▶ **Directions for this task**:
Write out every line of the material exactly as it appears.
####################
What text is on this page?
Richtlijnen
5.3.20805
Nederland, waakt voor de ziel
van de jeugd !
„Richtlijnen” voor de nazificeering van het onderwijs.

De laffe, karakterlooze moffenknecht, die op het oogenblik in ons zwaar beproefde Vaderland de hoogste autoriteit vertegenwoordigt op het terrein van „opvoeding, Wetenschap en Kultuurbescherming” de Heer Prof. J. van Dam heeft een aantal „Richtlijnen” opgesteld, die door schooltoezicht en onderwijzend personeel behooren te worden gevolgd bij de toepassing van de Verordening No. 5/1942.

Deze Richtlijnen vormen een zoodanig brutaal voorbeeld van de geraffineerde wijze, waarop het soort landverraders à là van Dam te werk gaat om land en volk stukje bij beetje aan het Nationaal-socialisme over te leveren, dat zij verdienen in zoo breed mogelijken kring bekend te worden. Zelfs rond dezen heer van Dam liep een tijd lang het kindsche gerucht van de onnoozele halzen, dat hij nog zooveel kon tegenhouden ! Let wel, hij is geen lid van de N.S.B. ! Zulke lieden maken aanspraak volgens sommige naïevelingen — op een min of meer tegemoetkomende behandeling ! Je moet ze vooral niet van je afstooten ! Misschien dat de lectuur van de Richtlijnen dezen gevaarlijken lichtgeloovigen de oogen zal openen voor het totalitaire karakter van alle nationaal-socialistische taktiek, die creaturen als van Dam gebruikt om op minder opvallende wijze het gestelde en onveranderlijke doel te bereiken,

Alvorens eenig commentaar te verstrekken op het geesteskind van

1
####################
▶ **Solution below**:
What text is on this page?
Richtlijnen
5.3.20805
Nederland, waakt voor de ziel
van de jeugd !
„Richtlijnen” voor de nazificeering van het onderwijs.

De laffe, karakterlooze moffenknecht, die op het oogenblik in ons zwaar beproefde Vaderland de hoogste autoriteit vertegenwoordigt op het terrein van „opvoeding, Wetenschap en Kultuurbescherming” de Heer Prof. J. van Dam heeft een aantal „Richtlijnen” opgesteld, die door schooltoezicht en onderwijzend personeel behooren te worden gevolgd bij de toepassing van de Verordening No. 5/1942.

Deze Richtlijnen vormen een zoodanig brutaal voorbeeld van de geraffineerde wijze, waarop het soort landverraders à là van Dam te werk gaat om land en volk stukje bij beetje aan het Nationaal-socialisme over te leveren, dat zij verdienen in zoo breed mogelijken kring bekend te worden. Zelfs rond dezen heer van Dam liep een tijd lang het kindsche gerucht van de onnoozele halzen, dat hij nog zooveel kon tegenhouden ! Let wel, hij is geen lid van de N.S.B. ! Zulke lieden maken aanspraak volgens sommige naïevelingen — op een min of meer tegemoetkomende behandeling ! Je moet ze vooral niet van je afstooten ! Misschien dat de lectuur van de Richtlijnen dezen gevaarlijken lichtgeloovigen de oogen zal openen voor het totalitaire karakter van alle nationaal-socialistische taktiek, die creaturen als van Dam gebruikt om op minder opvallende wijze het gestelde en onveranderlijke doel te bereiken,

Alvorens eenig commentaar te verstrekken op het geesteskind van

1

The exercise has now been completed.